**TEXT SECTION**

Segment Open

It offers a counter-proposal that essentially flips the utility's response to the disruptive technology threatening to reduce its revenues — recommending that CMP charge rates that would provide incentives to customers “to invest in technologies and take actions that reduce the loads they impose on CMP at the time of its system peak. This, in turn, will mean CMP's long-run costs to provide service to its customers will be lower and all ratepayers will benefit from the lower costs.”

Competing interests

For MRRA's Steve Levesque, CMP's proposed standby rate greatly complicates the power purchase agreement he and his board have been negotiating with developers David Weyburn and Stewart Geyer, the principals of Brooklyn-based Village Green Ventures LLC. The company, which has secured approvals from the local planning board and Maine Department of Environmental Protection, plans to build a 1-megawatt anaerobic digester at the southern end of Brunswick Executive Airport.

Levesque says Village Green Ventures, which is supposed to break ground on its facility this spring, is precisely the kind of innovative energy-related business MRRA envisioned when it created its Renewable Energy Center at Brunswick Landing. When the anaerobic digester is up and running — converting food waste, biomass, restaurant grease and other solid waste to electricity and heat — he says the plan had been to sell that power to tenants at the former Navy base.

“If the rate case goes through, it would seriously jeopardize what we've been trying to do here,” Levesque says, citing Bowdoin College's planned solar energy facility on three acres at Brunswick Landing as another example of a behind-the-meter project that would be hurt by CMP's proposed standby rate. A collaboration between the college and SolarCity Corp., the 1,300-kilowatt system includes a 700 kW installation at Brunswick Landing and is expected to offset about 8% of Bowdoin's annual electricity usage. CMP's standby rate would add almost $300,000 annually to its electricity cost, according to the Maine Independent Colleges Association's testimony as an intervener. CMP, in its rebuttal, disputes that estimate, saying it's too high.

Preti Flaherty lawyer Andrew Landry says CMP's proposal essentially shifts all the utility's risks going forward from its investors onto ratepayers.

“They are attacking the problem in three different ways,” he says. “They are asking for a 'belt,' 'suspenders' and 'duct tape' to hold their pants up. How much protection do they need to operate in a changing marketplace?”

Fortunat Mueller, co-founder and co-owner of ReVision Energy, describes CMP's proposal as a “back-door attack” on Maine policies supporting small renewable energy systems, such as solar photovoltaic panels. He says a typical residential solar customer installing a 4 kW solar electric system can expect to save upwards of $685 in electricity costs annually — noting that at current rates that results in a payback of roughly 10 years.

Segment Closed

**ACTIVITIES**
• 1. In the article on CMP's proposed standby rate, reproduce the part starting at "For MRRA's Steve" and ending at "Brunswick Executive Airport.", substituting "biogas plant" for "anaerobic digester".
• 2. Translate this sentence from the article on CMP's proposed standby rate into Spanish: "Preti Flaherty lawyer Andrew Landry says CMP's proposal essentially shifts all the utility's risks going forward from its investors onto ratepayers."
The records are not needed for any of this.

**EXCERPTED DATA**

Segment Open

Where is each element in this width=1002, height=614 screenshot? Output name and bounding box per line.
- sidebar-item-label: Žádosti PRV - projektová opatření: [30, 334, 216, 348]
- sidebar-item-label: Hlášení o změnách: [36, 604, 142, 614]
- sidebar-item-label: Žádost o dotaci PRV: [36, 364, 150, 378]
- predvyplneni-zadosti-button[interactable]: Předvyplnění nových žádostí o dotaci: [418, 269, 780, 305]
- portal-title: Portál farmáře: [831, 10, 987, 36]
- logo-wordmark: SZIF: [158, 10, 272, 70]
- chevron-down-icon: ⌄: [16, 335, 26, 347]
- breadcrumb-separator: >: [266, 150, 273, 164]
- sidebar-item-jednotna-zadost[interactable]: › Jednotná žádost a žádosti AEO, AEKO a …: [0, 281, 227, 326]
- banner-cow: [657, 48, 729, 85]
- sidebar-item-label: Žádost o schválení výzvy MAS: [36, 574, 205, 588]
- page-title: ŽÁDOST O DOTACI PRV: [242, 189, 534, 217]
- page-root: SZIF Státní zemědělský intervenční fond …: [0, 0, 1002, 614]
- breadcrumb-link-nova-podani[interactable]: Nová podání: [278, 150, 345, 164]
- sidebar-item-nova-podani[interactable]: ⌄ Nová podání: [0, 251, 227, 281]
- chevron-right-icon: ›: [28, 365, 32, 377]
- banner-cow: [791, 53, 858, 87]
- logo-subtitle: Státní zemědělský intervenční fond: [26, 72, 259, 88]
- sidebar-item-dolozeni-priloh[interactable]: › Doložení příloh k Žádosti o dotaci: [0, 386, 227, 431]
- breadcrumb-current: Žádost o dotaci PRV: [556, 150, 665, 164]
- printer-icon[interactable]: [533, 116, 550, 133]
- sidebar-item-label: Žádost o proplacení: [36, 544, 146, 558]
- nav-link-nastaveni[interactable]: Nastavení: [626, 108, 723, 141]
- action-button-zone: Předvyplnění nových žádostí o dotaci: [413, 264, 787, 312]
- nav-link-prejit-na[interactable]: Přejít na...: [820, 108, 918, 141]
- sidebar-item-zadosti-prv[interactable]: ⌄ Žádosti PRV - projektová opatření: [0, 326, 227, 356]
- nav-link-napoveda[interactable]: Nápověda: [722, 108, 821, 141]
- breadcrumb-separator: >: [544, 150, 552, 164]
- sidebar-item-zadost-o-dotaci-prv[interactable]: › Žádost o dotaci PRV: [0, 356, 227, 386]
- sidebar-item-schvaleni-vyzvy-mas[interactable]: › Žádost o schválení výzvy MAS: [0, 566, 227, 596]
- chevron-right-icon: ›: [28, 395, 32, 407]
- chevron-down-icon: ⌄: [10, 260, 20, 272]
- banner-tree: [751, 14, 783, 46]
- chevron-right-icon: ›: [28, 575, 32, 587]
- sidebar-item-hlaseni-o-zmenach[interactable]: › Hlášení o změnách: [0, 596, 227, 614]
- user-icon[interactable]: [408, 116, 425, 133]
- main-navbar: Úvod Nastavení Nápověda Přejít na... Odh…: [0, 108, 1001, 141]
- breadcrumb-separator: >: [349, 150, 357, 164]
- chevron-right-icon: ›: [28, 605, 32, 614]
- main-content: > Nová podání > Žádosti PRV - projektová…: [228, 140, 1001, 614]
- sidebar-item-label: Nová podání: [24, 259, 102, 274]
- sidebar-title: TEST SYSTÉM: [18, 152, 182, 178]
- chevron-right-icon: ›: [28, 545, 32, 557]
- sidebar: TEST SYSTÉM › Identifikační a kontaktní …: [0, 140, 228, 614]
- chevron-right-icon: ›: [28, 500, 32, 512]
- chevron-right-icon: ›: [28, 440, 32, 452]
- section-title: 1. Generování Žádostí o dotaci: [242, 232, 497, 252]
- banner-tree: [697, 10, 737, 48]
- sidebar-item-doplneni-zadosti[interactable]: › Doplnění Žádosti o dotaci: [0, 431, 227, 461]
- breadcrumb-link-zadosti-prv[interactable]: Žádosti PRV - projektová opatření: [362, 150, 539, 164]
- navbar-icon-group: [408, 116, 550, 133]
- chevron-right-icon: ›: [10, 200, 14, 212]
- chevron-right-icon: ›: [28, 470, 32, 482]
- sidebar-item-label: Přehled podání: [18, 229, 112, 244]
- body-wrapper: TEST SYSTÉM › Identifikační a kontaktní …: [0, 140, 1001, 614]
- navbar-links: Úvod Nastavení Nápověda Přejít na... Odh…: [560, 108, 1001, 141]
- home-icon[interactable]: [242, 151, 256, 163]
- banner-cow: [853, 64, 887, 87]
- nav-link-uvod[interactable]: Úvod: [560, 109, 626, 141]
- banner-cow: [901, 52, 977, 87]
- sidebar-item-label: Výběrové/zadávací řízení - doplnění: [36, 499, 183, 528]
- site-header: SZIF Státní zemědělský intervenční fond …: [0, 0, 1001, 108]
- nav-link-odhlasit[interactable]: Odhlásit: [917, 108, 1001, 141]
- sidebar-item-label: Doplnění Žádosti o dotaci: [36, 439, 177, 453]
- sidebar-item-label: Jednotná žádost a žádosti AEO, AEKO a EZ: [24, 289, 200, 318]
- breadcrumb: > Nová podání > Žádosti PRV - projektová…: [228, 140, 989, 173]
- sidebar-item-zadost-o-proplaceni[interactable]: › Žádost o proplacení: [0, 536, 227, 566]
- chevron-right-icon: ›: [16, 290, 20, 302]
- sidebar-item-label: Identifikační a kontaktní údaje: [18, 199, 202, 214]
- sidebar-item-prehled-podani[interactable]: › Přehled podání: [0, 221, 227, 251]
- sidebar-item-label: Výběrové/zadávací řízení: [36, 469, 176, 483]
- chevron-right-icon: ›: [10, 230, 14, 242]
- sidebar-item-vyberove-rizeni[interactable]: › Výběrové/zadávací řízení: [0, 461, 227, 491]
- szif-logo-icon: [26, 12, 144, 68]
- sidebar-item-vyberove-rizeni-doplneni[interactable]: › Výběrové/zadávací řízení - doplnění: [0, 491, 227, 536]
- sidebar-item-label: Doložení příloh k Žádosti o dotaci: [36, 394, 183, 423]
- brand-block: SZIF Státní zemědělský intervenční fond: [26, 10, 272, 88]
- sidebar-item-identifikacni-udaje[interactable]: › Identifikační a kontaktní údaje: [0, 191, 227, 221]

Segment Closed

**LIST OF ANSWERS**
• 1.
For MRRA's Steve Levesque, CMP's proposed standby rate greatly complicates the power purchase agreement he and his board have been negotiating with developers David Weyburn and Stewart Geyer, the principals of Brooklyn-based Village Green Ventures LLC. The company, which has secured approvals from the local planning board and Maine Department of Environmental Protection, plans to build a 1-megawatt biogas plant at the southern end of Brunswick Executive Airport.

• 2. El abogado de Preti Flaherty Andrew Landry dice que la propuesta de CMP esencialmente traslada todos los riesgos futuros de la empresa de servicios públicos de sus inversionistas a los abonados.